-- Start --

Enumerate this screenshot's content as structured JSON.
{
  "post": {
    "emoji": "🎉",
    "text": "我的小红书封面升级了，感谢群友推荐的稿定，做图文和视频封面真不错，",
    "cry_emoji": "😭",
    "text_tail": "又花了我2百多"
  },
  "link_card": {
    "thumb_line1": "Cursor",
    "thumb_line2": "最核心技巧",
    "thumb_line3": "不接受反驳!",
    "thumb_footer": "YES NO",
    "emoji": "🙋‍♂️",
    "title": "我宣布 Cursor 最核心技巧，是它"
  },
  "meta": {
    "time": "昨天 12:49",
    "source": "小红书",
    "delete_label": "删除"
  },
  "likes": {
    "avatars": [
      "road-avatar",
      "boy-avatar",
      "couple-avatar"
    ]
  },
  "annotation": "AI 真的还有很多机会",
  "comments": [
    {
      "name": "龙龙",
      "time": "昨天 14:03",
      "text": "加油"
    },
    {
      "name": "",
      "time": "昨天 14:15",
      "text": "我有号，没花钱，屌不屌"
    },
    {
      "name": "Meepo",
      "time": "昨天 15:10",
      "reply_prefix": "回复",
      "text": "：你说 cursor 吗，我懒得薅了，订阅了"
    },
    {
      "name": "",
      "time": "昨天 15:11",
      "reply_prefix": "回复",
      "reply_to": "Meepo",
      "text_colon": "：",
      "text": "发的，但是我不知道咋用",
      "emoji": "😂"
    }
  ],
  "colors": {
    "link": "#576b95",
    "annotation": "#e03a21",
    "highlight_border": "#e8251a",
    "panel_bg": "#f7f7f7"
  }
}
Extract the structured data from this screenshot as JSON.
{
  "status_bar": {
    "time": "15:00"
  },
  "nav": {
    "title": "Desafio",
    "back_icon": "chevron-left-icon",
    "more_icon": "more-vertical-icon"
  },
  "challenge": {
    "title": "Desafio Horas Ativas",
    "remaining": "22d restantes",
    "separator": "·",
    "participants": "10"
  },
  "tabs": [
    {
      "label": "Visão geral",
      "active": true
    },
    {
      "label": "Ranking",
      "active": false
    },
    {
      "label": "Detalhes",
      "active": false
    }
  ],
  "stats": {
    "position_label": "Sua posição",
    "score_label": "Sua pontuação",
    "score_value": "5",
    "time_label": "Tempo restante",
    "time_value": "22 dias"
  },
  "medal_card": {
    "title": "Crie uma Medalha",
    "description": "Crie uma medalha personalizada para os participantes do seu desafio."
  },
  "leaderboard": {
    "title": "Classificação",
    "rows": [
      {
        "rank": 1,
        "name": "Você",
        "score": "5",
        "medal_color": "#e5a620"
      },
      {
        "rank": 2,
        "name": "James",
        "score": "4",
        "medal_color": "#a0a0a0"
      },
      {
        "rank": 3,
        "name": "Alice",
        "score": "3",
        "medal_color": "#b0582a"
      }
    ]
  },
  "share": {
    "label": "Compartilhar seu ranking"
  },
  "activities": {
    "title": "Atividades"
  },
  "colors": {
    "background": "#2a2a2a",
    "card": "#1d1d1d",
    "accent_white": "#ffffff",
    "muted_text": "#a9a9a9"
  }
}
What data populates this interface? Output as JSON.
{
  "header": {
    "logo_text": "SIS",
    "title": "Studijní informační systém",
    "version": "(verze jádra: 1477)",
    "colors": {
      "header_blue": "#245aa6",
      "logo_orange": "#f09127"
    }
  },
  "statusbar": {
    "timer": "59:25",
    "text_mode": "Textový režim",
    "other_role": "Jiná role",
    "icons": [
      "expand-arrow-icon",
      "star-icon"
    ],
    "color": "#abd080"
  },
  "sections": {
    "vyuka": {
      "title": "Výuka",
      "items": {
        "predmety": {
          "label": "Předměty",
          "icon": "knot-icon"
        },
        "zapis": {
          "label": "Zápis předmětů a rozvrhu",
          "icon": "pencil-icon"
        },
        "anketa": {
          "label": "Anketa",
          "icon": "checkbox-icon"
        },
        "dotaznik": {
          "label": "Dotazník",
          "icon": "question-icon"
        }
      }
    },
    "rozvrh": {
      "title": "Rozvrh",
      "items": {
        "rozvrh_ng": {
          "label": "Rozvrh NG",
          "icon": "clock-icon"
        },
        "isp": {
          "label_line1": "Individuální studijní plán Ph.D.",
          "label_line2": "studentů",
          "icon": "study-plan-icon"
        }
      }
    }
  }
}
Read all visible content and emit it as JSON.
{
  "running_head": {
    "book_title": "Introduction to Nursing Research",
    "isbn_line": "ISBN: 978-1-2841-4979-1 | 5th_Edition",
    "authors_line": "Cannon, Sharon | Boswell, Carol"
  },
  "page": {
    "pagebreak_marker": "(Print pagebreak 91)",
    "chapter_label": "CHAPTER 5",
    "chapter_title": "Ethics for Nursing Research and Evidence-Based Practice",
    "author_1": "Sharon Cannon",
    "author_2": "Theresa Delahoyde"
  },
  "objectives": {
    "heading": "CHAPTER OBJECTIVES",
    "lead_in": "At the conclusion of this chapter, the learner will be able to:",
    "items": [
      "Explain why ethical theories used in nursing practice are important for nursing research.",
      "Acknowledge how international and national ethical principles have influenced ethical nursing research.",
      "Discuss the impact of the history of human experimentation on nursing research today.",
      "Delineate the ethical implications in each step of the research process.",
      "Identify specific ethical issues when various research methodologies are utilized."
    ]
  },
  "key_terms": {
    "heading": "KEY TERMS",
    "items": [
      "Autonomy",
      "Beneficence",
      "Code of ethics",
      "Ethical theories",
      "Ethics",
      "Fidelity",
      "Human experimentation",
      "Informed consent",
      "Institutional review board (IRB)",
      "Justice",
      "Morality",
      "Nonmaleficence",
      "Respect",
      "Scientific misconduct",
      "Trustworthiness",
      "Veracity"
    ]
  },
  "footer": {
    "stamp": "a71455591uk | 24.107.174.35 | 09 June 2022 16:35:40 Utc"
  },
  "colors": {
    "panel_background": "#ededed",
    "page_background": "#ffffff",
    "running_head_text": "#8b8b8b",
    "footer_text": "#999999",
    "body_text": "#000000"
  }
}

-- End --

● Your objective: Output all of the data again. Match it exactly.

● Exercise output:
Enumerate this screenshot's content as structured JSON.
{
  "post": {
    "emoji": "🎉",
    "text": "我的小红书封面升级了，感谢群友推荐的稿定，做图文和视频封面真不错，",
    "cry_emoji": "😭",
    "text_tail": "又花了我2百多"
  },
  "link_card": {
    "thumb_line1": "Cursor",
    "thumb_line2": "最核心技巧",
    "thumb_line3": "不接受反驳!",
    "thumb_footer": "YES NO",
    "emoji": "🙋‍♂️",
    "title": "我宣布 Cursor 最核心技巧，是它"
  },
  "meta": {
    "time": "昨天 12:49",
    "source": "小红书",
    "delete_label": "删除"
  },
  "likes": {
    "avatars": [
      "road-avatar",
      "boy-avatar",
      "couple-avatar"
    ]
  },
  "annotation": "AI 真的还有很多机会",
  "comments": [
    {
      "name": "龙龙",
      "time": "昨天 14:03",
      "text": "加油"
    },
    {
      "name": "",
      "time": "昨天 14:15",
      "text": "我有号，没花钱，屌不屌"
    },
    {
      "name": "Meepo",
      "time": "昨天 15:10",
      "reply_prefix": "回复",
      "text": "：你说 cursor 吗，我懒得薅了，订阅了"
    },
    {
      "name": "",
      "time": "昨天 15:11",
      "reply_prefix": "回复",
      "reply_to": "Meepo",
      "text_colon": "：",
      "text": "发的，但是我不知道咋用",
      "emoji": "😂"
    }
  ],
  "colors": {
    "link": "#576b95",
    "annotation": "#e03a21",
    "highlight_border": "#e8251a",
    "panel_bg": "#f7f7f7"
  }
}
Extract the structured data from this screenshot as JSON.
{
  "status_bar": {
    "time": "15:00"
  },
  "nav": {
    "title": "Desafio",
    "back_icon": "chevron-left-icon",
    "more_icon": "more-vertical-icon"
  },
  "challenge": {
    "title": "Desafio Horas Ativas",
    "remaining": "22d restantes",
    "separator": "·",
    "participants": "10"
  },
  "tabs": [
    {
      "label": "Visão geral",
      "active": true
    },
    {
      "label": "Ranking",
      "active": false
    },
    {
      "label": "Detalhes",
      "active": false
    }
  ],
  "stats": {
    "position_label": "Sua posição",
    "score_label": "Sua pontuação",
    "score_value": "5",
    "time_label": "Tempo restante",
    "time_value": "22 dias"
  },
  "medal_card": {
    "title": "Crie uma Medalha",
    "description": "Crie uma medalha personalizada para os participantes do seu desafio."
  },
  "leaderboard": {
    "title": "Classificação",
    "rows": [
      {
        "rank": 1,
        "name": "Você",
        "score": "5",
        "medal_color": "#e5a620"
      },
      {
        "rank": 2,
        "name": "James",
        "score": "4",
        "medal_color": "#a0a0a0"
      },
      {
        "rank": 3,
        "name": "Alice",
        "score": "3",
        "medal_color": "#b0582a"
      }
    ]
  },
  "share": {
    "label": "Compartilhar seu ranking"
  },
  "activities": {
    "title": "Atividades"
  },
  "colors": {
    "background": "#2a2a2a",
    "card": "#1d1d1d",
    "accent_white": "#ffffff",
    "muted_text": "#a9a9a9"
  }
}
What data populates this interface? Output as JSON.
{
  "header": {
    "logo_text": "SIS",
    "title": "Studijní informační systém",
    "version": "(verze jádra: 1477)",
    "colors": {
      "header_blue": "#245aa6",
      "logo_orange": "#f09127"
    }
  },
  "statusbar": {
    "timer": "59:25",
    "text_mode": "Textový režim",
    "other_role": "Jiná role",
    "icons": [
      "expand-arrow-icon",
      "star-icon"
    ],
    "color": "#abd080"
  },
  "sections": {
    "vyuka": {
      "title": "Výuka",
      "items": {
        "predmety": {
          "label": "Předměty",
          "icon": "knot-icon"
        },
        "zapis": {
          "label": "Zápis předmětů a rozvrhu",
          "icon": "pencil-icon"
        },
        "anketa": {
          "label": "Anketa",
          "icon": "checkbox-icon"
        },
        "dotaznik": {
          "label": "Dotazník",
          "icon": "question-icon"
        }
      }
    },
    "rozvrh": {
      "title": "Rozvrh",
      "items": {
        "rozvrh_ng": {
          "label": "Rozvrh NG",
          "icon": "clock-icon"
        },
        "isp": {
          "label_line1": "Individuální studijní plán Ph.D.",
          "label_line2": "studentů",
          "icon": "study-plan-icon"
        }
      }
    }
  }
}
Read all visible content and emit it as JSON.
{
  "running_head": {
    "book_title": "Introduction to Nursing Research",
    "isbn_line": "ISBN: 978-1-2841-4979-1 | 5th_Edition",
    "authors_line": "Cannon, Sharon | Boswell, Carol"
  },
  "page": {
    "pagebreak_marker": "(Print pagebreak 91)",
    "chapter_label": "CHAPTER 5",
    "chapter_title": "Ethics for Nursing Research and Evidence-Based Practice",
    "author_1": "Sharon Cannon",
    "author_2": "Theresa Delahoyde"
  },
  "objectives": {
    "heading": "CHAPTER OBJECTIVES",
    "lead_in": "At the conclusion of this chapter, the learner will be able to:",
    "items": [
      "Explain why ethical theories used in nursing practice are important for nursing research.",
      "Acknowledge how international and national ethical principles have influenced ethical nursing research.",
      "Discuss the impact of the history of human experimentation on nursing research today.",
      "Delineate the ethical implications in each step of the research process.",
      "Identify specific ethical issues when various research methodologies are utilized."
    ]
  },
  "key_terms": {
    "heading": "KEY TERMS",
    "items": [
      "Autonomy",
      "Beneficence",
      "Code of ethics",
      "Ethical theories",
      "Ethics",
      "Fidelity",
      "Human experimentation",
      "Informed consent",
      "Institutional review board (IRB)",
      "Justice",
      "Morality",
      "Nonmaleficence",
      "Respect",
      "Scientific misconduct",
      "Trustworthiness",
      "Veracity"
    ]
  },
  "footer": {
    "stamp": "a71455591uk | 24.107.174.35 | 09 June 2022 16:35:40 Utc"
  },
  "colors": {
    "panel_background": "#ededed",
    "page_background": "#ffffff",
    "running_head_text": "#8b8b8b",
    "footer_text": "#999999",
    "body_text": "#000000"
  }
}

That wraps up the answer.